Stated goal | Format the lines, starting at the first one and ending at the line that contains "data-point <box>198 813 209 824</box>", as a Markdown table with the columns Row and Line. Leave out blank lines.

── Dataset extract

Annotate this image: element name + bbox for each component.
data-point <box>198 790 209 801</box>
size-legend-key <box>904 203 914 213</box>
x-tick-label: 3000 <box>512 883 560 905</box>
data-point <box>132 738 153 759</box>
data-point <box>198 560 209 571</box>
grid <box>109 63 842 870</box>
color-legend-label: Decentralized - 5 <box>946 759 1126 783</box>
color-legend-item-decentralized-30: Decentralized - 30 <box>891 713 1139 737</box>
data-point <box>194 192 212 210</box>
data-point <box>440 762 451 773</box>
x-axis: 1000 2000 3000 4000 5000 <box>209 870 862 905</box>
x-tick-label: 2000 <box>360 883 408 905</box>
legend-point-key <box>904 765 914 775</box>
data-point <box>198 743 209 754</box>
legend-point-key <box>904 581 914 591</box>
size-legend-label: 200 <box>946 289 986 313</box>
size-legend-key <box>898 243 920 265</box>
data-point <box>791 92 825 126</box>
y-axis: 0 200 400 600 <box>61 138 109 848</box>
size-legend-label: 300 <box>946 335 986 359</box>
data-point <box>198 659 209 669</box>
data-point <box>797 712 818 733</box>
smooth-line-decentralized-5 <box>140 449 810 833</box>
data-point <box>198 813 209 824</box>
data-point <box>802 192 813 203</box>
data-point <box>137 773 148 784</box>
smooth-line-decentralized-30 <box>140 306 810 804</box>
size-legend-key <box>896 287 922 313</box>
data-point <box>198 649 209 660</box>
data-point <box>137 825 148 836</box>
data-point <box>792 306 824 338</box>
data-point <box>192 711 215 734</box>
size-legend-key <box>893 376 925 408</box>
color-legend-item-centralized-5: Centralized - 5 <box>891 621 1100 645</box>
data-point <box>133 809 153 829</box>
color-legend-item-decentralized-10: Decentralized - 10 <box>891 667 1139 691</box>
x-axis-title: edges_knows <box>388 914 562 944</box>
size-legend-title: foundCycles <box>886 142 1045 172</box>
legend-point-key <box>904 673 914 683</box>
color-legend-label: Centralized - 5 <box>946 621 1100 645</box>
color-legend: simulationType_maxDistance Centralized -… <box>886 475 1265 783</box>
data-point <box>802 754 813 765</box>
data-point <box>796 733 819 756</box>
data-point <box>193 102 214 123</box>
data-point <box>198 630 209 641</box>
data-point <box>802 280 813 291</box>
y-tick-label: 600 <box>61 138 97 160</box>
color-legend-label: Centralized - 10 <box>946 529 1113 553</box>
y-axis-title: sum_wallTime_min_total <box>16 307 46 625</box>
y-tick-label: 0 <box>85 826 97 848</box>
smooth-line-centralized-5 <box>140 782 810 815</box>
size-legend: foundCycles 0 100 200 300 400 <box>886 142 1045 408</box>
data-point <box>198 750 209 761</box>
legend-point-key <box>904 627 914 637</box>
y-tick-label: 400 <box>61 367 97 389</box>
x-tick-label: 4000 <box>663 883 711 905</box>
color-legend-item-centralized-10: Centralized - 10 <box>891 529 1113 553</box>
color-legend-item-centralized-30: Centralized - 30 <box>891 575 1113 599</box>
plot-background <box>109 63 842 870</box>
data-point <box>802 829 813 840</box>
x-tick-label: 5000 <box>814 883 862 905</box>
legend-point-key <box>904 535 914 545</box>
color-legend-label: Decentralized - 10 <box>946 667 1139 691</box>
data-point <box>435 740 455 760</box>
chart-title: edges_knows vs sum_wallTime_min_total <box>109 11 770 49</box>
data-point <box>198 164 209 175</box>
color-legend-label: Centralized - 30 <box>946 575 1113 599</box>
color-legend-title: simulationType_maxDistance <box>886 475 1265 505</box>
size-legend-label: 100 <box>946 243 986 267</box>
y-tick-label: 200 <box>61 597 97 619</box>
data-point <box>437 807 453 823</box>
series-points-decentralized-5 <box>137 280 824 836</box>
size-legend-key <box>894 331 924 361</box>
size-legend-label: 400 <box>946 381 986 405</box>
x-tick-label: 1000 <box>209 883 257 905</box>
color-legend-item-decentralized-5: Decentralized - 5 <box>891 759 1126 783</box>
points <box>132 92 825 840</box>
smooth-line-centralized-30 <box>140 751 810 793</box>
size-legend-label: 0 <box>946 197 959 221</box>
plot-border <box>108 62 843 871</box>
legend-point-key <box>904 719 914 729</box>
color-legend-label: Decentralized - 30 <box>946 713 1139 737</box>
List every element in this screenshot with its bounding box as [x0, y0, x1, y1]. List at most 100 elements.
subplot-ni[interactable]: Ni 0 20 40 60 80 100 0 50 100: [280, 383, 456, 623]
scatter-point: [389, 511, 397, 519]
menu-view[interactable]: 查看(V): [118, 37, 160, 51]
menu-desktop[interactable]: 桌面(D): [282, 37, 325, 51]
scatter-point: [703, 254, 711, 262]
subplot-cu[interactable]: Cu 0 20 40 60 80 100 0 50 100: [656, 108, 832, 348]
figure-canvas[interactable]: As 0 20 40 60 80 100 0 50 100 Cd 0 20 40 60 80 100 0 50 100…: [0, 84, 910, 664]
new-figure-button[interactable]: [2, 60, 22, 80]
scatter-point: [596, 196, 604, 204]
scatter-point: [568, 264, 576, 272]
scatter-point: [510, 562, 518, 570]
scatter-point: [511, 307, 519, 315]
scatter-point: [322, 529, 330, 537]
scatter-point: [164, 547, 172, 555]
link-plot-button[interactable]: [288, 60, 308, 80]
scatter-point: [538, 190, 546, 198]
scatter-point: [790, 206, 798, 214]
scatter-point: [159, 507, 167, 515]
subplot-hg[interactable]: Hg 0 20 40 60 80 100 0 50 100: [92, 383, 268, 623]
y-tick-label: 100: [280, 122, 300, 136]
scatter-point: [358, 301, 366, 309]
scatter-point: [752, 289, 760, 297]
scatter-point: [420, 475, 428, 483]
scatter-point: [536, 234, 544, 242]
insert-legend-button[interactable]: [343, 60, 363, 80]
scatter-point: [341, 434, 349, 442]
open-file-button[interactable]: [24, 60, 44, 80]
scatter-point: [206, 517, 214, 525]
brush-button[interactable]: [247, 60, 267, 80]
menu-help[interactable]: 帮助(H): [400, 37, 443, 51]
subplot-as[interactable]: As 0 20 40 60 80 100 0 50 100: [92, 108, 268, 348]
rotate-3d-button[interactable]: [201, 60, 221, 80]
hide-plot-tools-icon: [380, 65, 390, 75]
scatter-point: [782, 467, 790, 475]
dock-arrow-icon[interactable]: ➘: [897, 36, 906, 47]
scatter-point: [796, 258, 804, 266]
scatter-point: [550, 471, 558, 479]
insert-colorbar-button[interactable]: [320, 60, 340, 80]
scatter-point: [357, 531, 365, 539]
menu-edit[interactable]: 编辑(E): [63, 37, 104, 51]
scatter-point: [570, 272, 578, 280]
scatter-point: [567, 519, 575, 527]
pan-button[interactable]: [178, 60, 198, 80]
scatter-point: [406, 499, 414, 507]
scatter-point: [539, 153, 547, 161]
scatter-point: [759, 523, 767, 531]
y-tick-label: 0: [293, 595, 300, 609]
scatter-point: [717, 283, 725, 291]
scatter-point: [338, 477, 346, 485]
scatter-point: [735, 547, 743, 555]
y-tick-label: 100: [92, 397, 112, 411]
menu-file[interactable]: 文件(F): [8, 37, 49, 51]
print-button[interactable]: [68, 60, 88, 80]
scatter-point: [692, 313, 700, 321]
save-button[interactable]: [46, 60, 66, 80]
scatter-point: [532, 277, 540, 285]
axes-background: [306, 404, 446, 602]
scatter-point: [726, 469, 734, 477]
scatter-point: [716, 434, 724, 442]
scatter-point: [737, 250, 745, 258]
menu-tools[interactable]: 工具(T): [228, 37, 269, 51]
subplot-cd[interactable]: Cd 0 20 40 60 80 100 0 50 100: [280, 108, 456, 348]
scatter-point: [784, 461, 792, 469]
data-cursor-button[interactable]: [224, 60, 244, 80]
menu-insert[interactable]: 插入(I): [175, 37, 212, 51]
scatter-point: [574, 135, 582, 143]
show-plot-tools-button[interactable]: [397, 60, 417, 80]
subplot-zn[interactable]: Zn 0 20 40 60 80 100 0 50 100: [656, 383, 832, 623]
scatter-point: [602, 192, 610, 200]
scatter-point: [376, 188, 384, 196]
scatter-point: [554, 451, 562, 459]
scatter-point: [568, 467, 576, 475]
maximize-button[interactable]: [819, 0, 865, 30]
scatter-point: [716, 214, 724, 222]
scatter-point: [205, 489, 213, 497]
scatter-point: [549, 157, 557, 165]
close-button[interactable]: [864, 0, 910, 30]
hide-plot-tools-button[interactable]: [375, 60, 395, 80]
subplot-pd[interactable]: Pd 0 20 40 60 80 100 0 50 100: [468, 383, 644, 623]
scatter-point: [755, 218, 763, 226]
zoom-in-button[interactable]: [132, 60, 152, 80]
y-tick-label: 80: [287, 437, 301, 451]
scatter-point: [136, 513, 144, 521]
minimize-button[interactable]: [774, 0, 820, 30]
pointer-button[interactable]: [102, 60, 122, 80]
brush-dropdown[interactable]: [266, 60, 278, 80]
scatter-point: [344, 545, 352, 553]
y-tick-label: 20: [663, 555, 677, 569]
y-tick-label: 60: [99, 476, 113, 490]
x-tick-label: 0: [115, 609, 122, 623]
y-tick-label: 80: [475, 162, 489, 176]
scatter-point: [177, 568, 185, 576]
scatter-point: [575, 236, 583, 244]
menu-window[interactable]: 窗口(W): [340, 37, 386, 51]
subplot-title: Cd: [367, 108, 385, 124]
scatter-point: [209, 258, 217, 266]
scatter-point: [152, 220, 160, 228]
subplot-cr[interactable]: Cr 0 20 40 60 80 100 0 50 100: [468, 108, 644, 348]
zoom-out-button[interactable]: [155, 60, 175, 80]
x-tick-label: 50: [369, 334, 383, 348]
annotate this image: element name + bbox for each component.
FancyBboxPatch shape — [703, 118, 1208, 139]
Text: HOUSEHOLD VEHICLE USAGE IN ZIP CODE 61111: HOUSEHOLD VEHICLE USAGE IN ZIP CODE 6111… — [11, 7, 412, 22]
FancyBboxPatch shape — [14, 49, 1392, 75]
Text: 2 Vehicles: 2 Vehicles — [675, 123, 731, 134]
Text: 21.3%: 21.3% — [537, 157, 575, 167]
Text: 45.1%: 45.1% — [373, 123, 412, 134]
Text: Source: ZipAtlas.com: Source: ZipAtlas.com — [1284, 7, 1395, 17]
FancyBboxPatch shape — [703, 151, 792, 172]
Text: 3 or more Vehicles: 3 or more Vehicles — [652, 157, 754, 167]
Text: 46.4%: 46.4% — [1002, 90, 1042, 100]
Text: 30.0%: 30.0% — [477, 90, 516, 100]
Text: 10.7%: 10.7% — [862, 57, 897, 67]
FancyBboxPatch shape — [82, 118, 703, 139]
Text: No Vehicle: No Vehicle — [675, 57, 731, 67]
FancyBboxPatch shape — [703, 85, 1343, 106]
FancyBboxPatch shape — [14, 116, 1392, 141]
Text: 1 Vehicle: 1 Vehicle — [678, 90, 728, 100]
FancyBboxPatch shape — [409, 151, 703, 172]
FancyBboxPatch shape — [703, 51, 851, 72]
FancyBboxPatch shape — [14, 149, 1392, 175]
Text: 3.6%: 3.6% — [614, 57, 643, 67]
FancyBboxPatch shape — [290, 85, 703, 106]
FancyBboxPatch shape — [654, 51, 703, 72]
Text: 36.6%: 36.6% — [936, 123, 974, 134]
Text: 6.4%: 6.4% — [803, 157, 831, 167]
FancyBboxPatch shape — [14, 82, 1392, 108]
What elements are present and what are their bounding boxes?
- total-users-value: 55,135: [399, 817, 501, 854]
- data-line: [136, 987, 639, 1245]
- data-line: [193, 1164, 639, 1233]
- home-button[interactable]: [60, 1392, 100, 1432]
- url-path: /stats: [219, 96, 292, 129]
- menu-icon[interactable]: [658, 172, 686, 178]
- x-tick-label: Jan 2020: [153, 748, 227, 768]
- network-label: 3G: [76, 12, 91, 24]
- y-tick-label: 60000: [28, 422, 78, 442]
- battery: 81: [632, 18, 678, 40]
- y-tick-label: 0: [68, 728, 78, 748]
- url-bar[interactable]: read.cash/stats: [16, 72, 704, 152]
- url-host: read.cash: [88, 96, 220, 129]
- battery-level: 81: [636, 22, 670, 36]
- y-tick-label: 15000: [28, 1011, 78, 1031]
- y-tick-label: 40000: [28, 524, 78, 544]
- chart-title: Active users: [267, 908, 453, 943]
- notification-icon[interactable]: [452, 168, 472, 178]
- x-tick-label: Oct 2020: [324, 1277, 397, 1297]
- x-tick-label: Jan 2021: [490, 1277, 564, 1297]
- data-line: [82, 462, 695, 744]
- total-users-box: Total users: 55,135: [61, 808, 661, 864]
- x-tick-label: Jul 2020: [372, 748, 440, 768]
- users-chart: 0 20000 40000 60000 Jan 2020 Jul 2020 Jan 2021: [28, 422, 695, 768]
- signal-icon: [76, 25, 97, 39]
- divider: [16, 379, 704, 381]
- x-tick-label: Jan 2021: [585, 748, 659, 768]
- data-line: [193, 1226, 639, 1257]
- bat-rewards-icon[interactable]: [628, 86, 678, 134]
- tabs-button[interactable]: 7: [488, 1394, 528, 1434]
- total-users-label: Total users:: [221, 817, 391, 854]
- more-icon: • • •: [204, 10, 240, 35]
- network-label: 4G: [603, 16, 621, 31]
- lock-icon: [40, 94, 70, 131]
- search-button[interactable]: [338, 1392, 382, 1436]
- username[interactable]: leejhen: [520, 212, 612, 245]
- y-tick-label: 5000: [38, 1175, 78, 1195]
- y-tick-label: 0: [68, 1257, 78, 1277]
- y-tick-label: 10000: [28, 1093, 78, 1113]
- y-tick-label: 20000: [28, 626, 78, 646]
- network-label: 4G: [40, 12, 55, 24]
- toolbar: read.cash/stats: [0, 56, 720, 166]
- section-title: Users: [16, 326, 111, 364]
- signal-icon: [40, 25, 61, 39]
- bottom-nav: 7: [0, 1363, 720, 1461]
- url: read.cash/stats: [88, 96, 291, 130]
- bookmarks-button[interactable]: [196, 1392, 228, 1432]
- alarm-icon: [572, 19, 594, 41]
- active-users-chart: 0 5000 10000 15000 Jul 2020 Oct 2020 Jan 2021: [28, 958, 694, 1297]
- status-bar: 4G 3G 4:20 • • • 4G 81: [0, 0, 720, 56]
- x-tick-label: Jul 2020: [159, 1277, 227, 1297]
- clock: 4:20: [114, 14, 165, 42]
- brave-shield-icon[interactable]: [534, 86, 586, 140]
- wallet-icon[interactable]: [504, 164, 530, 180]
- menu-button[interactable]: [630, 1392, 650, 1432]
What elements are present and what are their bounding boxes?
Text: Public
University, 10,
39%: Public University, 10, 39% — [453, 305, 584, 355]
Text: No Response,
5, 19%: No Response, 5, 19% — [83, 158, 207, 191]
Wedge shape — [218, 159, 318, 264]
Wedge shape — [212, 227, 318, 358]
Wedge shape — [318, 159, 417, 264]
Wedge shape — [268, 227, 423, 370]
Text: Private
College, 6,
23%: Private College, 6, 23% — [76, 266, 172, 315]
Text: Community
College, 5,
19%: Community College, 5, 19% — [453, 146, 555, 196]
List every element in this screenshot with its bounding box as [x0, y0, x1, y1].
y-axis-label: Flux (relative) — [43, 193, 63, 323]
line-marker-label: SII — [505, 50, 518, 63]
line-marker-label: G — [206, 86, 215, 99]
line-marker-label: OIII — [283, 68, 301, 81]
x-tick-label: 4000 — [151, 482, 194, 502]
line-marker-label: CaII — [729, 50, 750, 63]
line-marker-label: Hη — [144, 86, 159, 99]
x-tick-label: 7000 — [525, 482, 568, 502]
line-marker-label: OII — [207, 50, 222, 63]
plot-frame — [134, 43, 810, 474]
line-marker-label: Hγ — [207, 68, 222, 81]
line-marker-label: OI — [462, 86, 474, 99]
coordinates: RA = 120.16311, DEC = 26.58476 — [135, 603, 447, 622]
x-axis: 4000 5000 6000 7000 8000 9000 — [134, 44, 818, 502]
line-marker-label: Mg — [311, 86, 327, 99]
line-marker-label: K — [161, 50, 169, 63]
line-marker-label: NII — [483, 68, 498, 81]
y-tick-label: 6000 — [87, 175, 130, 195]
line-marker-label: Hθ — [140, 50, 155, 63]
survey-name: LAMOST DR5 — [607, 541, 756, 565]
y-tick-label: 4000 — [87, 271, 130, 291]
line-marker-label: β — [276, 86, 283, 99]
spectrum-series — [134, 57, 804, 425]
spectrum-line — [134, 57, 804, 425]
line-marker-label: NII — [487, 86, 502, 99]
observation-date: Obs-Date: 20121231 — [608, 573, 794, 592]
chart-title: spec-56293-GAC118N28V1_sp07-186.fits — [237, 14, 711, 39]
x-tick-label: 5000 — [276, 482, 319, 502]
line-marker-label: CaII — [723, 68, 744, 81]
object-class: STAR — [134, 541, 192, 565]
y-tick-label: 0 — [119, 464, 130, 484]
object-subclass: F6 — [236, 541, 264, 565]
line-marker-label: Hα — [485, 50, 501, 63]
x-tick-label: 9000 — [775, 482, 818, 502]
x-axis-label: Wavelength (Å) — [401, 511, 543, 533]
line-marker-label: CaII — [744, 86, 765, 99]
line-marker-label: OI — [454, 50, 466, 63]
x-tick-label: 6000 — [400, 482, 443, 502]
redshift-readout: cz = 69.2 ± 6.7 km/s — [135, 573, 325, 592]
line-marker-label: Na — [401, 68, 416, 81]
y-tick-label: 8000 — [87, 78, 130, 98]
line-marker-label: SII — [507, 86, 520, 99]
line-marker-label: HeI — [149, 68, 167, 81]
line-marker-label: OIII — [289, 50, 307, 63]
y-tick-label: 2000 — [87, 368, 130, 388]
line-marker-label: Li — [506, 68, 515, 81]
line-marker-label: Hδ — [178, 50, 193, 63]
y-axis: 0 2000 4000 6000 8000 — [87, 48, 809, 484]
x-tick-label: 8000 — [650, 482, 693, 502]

────

Result for this exercise |
| Row | Line |
|---|---|
| 1 | Annotate this image: element name + bbox for each component. |
| 2 | data-point <box>198 790 209 801</box> |
| 3 | size-legend-key <box>904 203 914 213</box> |
| 4 | x-tick-label: 3000 <box>512 883 560 905</box> |
| 5 | data-point <box>132 738 153 759</box> |
| 6 | data-point <box>198 560 209 571</box> |
| 7 | grid <box>109 63 842 870</box> |
| 8 | color-legend-label: Decentralized - 5 <box>946 759 1126 783</box> |
| 9 | color-legend-item-decentralized-30: Decentralized - 30 <box>891 713 1139 737</box> |
| 10 | data-point <box>194 192 212 210</box> |
| 11 | data-point <box>440 762 451 773</box> |
| 12 | x-axis: 1000 2000 3000 4000 5000 <box>209 870 862 905</box> |
| 13 | x-tick-label: 2000 <box>360 883 408 905</box> |
| 14 | legend-point-key <box>904 765 914 775</box> |
| 15 | data-point <box>198 743 209 754</box> |
| 16 | legend-point-key <box>904 581 914 591</box> |
| 17 | size-legend-label: 200 <box>946 289 986 313</box> |
| 18 | size-legend-key <box>898 243 920 265</box> |
| 19 | data-point <box>791 92 825 126</box> |
| 20 | y-axis: 0 200 400 600 <box>61 138 109 848</box> |
| 21 | size-legend-label: 300 <box>946 335 986 359</box> |
| 22 | data-point <box>198 659 209 669</box> |
| 23 | data-point <box>797 712 818 733</box> |
| 24 | smooth-line-decentralized-5 <box>140 449 810 833</box> |
| 25 | data-point <box>198 813 209 824</box> |